### [PROBLEM]
Every line with "true" in it must be copied from the data.

### [SUPPLIED INFORMATION]
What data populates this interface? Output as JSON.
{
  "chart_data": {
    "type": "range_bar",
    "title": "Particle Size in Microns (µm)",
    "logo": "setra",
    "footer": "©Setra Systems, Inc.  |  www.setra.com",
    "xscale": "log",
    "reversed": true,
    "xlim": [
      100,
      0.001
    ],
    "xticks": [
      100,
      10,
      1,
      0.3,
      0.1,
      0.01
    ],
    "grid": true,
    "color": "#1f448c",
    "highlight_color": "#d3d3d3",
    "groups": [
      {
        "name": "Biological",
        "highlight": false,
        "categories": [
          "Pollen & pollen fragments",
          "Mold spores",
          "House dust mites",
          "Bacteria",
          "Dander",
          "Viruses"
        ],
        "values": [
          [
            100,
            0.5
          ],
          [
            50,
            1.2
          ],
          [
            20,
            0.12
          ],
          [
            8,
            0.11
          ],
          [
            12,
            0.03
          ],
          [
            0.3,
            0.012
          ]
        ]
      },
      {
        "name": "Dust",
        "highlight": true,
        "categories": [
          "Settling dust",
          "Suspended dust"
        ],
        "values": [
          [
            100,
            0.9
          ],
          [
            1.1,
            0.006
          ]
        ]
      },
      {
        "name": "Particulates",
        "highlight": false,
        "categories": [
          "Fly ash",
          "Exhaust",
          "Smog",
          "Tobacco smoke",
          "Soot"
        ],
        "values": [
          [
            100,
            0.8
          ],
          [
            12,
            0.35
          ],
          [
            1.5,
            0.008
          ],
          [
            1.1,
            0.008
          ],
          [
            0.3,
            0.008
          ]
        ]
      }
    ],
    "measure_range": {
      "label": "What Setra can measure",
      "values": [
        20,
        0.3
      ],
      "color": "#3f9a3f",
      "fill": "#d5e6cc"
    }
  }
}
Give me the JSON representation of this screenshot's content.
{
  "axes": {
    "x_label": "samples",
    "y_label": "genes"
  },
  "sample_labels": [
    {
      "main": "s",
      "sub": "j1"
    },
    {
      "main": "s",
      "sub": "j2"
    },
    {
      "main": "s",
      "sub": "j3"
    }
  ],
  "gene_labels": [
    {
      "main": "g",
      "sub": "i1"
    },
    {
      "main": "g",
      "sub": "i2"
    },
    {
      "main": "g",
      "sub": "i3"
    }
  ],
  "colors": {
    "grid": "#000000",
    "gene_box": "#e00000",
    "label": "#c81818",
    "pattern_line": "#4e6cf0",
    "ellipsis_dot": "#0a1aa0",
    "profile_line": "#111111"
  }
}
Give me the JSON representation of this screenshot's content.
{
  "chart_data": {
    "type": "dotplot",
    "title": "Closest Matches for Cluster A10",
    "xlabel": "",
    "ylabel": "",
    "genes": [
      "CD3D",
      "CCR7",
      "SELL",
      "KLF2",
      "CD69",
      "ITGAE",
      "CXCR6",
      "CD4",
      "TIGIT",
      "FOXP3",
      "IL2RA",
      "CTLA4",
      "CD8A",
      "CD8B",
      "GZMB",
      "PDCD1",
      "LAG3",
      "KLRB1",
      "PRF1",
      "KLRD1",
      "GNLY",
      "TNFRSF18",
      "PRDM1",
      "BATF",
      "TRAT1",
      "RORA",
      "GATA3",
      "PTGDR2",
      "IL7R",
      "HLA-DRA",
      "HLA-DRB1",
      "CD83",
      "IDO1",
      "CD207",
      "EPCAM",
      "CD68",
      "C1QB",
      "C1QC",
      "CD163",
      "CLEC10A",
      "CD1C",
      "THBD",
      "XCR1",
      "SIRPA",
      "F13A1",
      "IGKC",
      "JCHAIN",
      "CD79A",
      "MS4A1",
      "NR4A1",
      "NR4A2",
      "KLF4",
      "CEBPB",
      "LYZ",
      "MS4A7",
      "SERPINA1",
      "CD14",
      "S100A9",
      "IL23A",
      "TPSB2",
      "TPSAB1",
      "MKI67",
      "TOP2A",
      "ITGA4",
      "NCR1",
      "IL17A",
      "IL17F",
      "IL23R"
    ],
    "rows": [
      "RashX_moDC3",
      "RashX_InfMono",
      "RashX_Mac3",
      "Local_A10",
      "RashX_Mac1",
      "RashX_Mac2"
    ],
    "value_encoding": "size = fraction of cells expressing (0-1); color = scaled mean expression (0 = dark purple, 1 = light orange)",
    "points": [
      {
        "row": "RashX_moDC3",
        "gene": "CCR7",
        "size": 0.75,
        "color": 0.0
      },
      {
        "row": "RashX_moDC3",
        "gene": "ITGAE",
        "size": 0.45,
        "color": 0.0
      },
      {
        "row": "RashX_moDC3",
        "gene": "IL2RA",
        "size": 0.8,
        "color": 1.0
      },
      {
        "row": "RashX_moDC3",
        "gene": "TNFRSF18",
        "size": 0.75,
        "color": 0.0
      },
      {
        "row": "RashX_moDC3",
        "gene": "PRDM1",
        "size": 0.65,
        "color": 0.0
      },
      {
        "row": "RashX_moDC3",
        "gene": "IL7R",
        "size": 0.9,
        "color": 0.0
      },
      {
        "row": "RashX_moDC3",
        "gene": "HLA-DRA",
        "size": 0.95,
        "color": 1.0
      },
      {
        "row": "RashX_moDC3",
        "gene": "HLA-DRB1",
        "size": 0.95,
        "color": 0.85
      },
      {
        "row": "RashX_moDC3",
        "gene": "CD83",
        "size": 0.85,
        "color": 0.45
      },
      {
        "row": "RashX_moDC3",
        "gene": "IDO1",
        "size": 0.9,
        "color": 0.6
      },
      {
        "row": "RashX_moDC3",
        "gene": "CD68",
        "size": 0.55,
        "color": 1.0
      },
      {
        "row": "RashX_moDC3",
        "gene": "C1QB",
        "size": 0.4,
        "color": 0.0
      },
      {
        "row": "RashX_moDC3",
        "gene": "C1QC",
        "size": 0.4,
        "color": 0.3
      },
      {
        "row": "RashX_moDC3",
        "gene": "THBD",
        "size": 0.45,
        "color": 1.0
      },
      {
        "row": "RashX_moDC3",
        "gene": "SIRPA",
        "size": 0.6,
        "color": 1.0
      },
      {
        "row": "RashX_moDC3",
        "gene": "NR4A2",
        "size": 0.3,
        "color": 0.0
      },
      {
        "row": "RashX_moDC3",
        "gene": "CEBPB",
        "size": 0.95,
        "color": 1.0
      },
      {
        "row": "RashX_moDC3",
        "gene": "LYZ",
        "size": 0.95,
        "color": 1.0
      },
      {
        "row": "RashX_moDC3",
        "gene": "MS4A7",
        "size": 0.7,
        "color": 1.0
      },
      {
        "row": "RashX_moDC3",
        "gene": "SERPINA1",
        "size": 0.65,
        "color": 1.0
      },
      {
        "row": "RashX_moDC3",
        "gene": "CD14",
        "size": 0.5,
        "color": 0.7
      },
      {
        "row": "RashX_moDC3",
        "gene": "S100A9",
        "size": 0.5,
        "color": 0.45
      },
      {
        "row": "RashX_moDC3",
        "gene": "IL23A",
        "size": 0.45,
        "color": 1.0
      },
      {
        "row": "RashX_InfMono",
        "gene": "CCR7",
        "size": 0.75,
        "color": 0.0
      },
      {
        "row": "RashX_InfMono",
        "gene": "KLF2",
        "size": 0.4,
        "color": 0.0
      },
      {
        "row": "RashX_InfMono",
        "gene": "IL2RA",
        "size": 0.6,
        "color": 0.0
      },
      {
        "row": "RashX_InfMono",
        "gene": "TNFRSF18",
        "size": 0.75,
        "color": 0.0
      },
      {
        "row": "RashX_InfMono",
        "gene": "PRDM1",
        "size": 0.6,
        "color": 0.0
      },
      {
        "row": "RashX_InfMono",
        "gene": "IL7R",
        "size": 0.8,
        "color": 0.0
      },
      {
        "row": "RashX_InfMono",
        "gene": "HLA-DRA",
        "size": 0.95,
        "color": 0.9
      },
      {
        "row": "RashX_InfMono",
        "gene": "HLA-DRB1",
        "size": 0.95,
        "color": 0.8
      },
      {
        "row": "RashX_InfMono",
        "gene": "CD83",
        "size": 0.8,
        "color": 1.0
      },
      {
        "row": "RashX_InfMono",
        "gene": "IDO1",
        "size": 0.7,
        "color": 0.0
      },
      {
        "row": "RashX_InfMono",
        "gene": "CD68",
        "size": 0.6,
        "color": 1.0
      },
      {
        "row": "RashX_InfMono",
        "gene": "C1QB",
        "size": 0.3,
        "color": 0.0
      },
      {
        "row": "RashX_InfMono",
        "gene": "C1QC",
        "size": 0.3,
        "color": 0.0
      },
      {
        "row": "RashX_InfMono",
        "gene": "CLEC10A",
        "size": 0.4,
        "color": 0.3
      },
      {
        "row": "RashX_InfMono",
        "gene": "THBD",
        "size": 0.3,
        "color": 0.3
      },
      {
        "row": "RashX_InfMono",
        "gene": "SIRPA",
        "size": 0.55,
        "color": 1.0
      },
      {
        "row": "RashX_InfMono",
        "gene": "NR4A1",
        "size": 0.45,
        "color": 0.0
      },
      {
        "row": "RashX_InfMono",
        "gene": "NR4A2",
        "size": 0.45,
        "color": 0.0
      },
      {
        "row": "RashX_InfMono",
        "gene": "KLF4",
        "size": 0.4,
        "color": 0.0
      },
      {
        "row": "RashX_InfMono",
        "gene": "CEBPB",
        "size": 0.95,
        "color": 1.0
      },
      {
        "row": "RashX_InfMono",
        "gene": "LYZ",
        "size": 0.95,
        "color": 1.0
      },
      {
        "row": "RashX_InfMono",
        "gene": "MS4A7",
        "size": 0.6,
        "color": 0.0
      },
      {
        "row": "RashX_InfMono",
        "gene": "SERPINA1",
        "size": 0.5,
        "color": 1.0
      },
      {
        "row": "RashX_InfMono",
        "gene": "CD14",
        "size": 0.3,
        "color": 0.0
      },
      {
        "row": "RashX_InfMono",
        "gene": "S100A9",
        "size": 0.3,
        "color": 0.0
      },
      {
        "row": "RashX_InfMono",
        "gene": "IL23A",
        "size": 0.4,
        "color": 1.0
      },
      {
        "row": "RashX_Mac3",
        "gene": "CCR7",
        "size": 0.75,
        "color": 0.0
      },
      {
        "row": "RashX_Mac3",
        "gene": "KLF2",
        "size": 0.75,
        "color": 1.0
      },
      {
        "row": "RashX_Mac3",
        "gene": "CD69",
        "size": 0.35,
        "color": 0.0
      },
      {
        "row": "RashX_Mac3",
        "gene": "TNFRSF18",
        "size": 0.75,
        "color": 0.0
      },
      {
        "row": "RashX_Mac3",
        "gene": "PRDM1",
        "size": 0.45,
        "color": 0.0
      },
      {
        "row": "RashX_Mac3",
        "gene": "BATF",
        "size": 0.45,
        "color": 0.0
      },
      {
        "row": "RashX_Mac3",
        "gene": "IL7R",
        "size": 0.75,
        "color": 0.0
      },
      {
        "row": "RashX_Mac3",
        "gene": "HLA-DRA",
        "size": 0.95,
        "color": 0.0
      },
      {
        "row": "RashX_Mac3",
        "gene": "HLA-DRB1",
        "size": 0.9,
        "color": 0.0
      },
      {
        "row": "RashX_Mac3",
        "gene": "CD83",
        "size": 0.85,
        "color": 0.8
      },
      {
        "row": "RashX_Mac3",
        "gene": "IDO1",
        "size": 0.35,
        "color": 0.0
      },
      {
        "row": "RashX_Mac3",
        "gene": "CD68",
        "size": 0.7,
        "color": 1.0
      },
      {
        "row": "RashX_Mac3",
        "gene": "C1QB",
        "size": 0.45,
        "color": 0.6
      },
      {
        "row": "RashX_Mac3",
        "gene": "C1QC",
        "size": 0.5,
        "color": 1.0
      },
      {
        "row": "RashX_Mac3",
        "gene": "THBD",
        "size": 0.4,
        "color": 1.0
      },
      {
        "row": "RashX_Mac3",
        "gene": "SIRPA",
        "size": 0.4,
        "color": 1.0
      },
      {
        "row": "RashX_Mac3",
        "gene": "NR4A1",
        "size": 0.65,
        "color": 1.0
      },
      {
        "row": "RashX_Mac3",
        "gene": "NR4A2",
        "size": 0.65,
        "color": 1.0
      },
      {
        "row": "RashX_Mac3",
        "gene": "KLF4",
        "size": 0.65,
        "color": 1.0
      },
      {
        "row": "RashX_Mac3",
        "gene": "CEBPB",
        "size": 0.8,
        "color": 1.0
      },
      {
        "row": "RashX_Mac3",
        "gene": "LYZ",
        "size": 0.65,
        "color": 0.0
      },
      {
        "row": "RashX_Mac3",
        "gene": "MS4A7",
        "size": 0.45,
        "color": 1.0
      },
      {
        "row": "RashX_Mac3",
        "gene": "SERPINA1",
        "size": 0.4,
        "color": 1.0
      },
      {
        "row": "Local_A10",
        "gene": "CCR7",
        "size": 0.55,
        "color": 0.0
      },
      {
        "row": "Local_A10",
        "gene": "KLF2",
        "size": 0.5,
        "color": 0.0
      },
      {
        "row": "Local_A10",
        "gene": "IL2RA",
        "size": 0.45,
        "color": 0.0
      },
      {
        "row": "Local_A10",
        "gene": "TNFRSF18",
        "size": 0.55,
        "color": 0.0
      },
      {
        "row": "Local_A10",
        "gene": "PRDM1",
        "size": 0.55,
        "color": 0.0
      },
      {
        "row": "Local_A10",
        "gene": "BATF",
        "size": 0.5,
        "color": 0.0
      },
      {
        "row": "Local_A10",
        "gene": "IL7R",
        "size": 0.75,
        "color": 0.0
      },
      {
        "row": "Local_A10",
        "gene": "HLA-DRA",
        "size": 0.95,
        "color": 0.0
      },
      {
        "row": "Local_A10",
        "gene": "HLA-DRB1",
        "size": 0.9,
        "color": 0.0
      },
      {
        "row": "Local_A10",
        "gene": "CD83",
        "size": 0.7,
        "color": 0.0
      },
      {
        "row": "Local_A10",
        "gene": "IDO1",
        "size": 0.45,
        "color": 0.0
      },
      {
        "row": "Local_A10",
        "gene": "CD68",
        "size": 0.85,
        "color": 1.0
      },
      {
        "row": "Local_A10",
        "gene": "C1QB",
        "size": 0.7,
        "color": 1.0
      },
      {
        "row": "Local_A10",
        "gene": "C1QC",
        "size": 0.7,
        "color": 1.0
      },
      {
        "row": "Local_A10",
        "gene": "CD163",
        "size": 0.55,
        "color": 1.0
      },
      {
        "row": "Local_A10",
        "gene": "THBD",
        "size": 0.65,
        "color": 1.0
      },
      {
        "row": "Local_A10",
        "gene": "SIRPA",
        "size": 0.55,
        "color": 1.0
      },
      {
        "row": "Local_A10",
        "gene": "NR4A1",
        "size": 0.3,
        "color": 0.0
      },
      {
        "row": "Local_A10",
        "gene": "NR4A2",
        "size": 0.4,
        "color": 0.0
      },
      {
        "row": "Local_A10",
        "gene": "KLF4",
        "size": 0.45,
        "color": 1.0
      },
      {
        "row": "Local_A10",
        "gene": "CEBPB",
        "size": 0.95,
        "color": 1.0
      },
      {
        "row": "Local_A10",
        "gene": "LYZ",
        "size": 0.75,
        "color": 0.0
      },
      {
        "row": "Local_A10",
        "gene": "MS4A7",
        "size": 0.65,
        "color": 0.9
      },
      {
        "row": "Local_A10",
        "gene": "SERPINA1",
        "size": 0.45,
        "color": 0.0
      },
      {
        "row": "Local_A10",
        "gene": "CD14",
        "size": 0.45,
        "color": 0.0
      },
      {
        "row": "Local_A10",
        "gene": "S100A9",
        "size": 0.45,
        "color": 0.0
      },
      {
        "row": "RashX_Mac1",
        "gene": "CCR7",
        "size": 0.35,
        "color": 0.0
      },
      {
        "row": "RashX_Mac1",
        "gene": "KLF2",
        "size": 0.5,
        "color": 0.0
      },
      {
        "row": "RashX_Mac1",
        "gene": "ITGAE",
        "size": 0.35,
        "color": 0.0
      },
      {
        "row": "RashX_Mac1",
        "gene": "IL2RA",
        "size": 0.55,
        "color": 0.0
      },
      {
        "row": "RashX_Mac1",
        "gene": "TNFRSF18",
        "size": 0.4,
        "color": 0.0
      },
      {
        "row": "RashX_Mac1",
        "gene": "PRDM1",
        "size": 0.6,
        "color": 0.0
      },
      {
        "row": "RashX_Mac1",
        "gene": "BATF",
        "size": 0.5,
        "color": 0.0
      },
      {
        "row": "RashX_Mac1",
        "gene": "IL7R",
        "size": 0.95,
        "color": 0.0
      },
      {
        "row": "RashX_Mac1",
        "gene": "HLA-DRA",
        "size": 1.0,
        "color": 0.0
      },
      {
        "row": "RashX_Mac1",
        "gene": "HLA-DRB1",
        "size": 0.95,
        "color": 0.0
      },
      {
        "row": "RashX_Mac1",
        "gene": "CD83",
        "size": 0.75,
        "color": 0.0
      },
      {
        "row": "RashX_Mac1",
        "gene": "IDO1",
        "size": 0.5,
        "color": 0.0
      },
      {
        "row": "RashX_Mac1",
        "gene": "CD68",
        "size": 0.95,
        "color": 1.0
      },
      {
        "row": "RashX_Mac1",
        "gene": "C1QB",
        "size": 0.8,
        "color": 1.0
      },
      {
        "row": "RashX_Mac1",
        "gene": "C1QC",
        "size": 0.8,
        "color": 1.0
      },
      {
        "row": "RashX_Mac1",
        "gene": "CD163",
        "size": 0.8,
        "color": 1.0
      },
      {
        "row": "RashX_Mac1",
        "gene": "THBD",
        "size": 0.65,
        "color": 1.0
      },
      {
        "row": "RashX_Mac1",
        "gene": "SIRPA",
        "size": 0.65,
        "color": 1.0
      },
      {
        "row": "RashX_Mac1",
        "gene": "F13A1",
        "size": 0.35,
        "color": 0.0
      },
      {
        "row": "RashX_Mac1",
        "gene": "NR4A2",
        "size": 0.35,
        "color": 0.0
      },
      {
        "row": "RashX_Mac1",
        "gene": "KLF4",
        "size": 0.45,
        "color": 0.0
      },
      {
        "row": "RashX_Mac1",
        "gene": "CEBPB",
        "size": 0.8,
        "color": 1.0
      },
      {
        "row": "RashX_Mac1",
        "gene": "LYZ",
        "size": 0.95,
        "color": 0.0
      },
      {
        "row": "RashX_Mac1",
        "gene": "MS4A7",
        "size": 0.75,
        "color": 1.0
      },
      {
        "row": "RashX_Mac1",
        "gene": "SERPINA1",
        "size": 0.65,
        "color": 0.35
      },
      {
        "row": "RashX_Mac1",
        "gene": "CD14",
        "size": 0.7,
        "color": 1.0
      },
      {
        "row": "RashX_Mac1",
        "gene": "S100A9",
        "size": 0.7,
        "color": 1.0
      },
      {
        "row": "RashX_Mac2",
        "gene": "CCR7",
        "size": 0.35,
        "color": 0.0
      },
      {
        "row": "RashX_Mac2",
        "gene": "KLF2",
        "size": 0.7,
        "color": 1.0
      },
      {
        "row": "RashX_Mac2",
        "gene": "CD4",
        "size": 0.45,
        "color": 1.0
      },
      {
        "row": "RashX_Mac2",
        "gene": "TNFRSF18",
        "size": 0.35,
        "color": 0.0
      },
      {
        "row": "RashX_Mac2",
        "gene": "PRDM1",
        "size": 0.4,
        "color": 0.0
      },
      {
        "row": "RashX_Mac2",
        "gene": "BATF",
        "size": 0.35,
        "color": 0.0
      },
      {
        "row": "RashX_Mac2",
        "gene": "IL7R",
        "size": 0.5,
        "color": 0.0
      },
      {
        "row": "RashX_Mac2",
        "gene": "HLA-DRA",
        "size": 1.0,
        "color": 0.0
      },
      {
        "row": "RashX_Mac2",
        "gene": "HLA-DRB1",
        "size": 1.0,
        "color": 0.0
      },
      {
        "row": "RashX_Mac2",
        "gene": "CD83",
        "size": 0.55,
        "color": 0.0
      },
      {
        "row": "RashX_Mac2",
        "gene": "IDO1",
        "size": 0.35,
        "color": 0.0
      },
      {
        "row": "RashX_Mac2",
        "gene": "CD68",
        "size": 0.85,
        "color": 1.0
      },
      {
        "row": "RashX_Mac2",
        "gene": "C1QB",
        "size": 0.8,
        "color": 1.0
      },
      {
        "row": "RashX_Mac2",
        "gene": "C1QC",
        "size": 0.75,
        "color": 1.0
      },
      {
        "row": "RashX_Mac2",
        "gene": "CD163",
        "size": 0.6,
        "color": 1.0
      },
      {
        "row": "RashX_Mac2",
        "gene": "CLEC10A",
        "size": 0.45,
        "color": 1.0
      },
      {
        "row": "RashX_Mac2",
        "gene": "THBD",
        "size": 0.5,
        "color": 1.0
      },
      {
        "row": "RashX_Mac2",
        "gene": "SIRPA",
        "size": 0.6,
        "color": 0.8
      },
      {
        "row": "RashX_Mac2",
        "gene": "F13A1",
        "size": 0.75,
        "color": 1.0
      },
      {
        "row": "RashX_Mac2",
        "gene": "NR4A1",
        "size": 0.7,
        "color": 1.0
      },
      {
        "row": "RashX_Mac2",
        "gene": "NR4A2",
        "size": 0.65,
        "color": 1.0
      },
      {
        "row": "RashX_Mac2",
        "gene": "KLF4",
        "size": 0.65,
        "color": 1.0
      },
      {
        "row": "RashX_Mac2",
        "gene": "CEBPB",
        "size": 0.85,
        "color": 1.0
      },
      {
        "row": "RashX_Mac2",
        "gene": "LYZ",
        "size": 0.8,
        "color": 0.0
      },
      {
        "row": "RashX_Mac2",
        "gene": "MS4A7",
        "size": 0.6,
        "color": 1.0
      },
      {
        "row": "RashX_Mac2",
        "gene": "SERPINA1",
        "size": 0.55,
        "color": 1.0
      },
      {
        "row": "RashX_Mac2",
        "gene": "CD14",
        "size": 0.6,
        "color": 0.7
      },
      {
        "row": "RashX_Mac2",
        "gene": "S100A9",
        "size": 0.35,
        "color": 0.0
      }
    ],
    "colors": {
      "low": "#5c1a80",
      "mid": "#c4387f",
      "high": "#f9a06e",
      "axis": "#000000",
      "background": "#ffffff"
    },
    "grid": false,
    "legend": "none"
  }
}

### [TASK RESULT]
    "reversed": true,
    "grid": true,
        "highlight": true,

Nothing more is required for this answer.